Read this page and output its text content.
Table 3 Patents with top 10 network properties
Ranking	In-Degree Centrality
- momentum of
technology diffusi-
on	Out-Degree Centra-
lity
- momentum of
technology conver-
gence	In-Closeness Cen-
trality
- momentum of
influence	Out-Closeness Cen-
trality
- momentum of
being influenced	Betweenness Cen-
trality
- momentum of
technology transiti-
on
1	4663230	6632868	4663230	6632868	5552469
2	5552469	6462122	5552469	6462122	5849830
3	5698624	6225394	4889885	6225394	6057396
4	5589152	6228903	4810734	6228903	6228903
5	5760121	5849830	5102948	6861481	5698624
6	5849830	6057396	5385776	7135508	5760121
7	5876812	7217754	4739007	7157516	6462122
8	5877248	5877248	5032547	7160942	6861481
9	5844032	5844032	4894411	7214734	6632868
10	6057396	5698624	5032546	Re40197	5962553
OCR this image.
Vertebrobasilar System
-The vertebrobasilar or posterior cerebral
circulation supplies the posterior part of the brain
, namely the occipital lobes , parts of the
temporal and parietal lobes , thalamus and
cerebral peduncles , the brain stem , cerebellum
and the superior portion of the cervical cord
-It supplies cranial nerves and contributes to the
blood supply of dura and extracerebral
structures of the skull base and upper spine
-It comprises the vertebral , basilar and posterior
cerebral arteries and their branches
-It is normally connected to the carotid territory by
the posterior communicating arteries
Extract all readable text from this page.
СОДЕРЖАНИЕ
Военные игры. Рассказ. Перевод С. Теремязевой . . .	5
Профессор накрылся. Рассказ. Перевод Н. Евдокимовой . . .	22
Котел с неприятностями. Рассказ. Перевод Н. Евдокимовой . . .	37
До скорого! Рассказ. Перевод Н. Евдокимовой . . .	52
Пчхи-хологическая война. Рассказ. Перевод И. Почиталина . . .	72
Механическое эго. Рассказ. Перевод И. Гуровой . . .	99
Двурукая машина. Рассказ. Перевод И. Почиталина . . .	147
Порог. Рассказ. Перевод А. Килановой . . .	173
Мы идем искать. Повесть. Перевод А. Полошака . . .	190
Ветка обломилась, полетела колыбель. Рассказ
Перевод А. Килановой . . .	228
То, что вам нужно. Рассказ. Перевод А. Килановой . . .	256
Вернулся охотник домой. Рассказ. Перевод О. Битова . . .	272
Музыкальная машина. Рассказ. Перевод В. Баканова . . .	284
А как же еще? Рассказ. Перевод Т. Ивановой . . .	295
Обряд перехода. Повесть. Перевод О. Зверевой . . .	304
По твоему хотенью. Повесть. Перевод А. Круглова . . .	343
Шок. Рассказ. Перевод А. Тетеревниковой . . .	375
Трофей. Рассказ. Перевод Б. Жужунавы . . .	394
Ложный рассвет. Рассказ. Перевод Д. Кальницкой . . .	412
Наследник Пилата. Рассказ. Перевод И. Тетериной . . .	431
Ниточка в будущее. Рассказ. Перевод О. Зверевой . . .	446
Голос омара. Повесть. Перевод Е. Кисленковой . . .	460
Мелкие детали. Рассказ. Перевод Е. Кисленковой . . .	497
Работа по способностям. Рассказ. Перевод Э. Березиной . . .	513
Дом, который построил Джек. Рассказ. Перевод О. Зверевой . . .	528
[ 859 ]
++++++
* What is expected
Every line above needs to be retyped exactly.

* Exercise response
Read this page and output its text content.
Table 3 Patents with top 10 network properties
Ranking	In-Degree Centrality
- momentum of
technology diffusi-
on	Out-Degree Centra-
lity
- momentum of
technology conver-
gence	In-Closeness Cen-
trality
- momentum of
influence	Out-Closeness Cen-
trality
- momentum of
being influenced	Betweenness Cen-
trality
- momentum of
technology transiti-
on
1	4663230	6632868	4663230	6632868	5552469
2	5552469	6462122	5552469	6462122	5849830
3	5698624	6225394	4889885	6225394	6057396
4	5589152	6228903	4810734	6228903	6228903
5	5760121	5849830	5102948	6861481	5698624
6	5849830	6057396	5385776	7135508	5760121
7	5876812	7217754	4739007	7157516	6462122
8	5877248	5877248	5032547	7160942	6861481
9	5844032	5844032	4894411	7214734	6632868
10	6057396	5698624	5032546	Re40197	5962553
OCR this image.
Vertebrobasilar System
-The vertebrobasilar or posterior cerebral
circulation supplies the posterior part of the brain
, namely the occipital lobes , parts of the
temporal and parietal lobes , thalamus and
cerebral peduncles , the brain stem , cerebellum
and the superior portion of the cervical cord
-It supplies cranial nerves and contributes to the
blood supply of dura and extracerebral
structures of the skull base and upper spine
-It comprises the vertebral , basilar and posterior
cerebral arteries and their branches
-It is normally connected to the carotid territory by
the posterior communicating arteries
Extract all readable text from this page.
СОДЕРЖАНИЕ
Военные игры. Рассказ. Перевод С. Теремязевой . . .	5
Профессор накрылся. Рассказ. Перевод Н. Евдокимовой . . .	22
Котел с неприятностями. Рассказ. Перевод Н. Евдокимовой . . .	37
До скорого! Рассказ. Перевод Н. Евдокимовой . . .	52
Пчхи-хологическая война. Рассказ. Перевод И. Почиталина . . .	72
Механическое эго. Рассказ. Перевод И. Гуровой . . .	99
Двурукая машина. Рассказ. Перевод И. Почиталина . . .	147
Порог. Рассказ. Перевод А. Килановой . . .	173
Мы идем искать. Повесть. Перевод А. Полошака . . .	190
Ветка обломилась, полетела колыбель. Рассказ
Перевод А. Килановой . . .	228
То, что вам нужно. Рассказ. Перевод А. Килановой . . .	256
Вернулся охотник домой. Рассказ. Перевод О. Битова . . .	272
Музыкальная машина. Рассказ. Перевод В. Баканова . . .	284
А как же еще? Рассказ. Перевод Т. Ивановой . . .	295
Обряд перехода. Повесть. Перевод О. Зверевой . . .	304
По твоему хотенью. Повесть. Перевод А. Круглова . . .	343
Шок. Рассказ. Перевод А. Тетеревниковой . . .	375
Трофей. Рассказ. Перевод Б. Жужунавы . . .	394
Ложный рассвет. Рассказ. Перевод Д. Кальницкой . . .	412
Наследник Пилата. Рассказ. Перевод И. Тетериной . . .	431
Ниточка в будущее. Рассказ. Перевод О. Зверевой . . .	446
Голос омара. Повесть. Перевод Е. Кисленковой . . .	460
Мелкие детали. Рассказ. Перевод Е. Кисленковой . . .	497
Работа по способностям. Рассказ. Перевод Э. Березиной . . .	513
Дом, который построил Джек. Рассказ. Перевод О. Зверевой . . .	528
[ 859 ]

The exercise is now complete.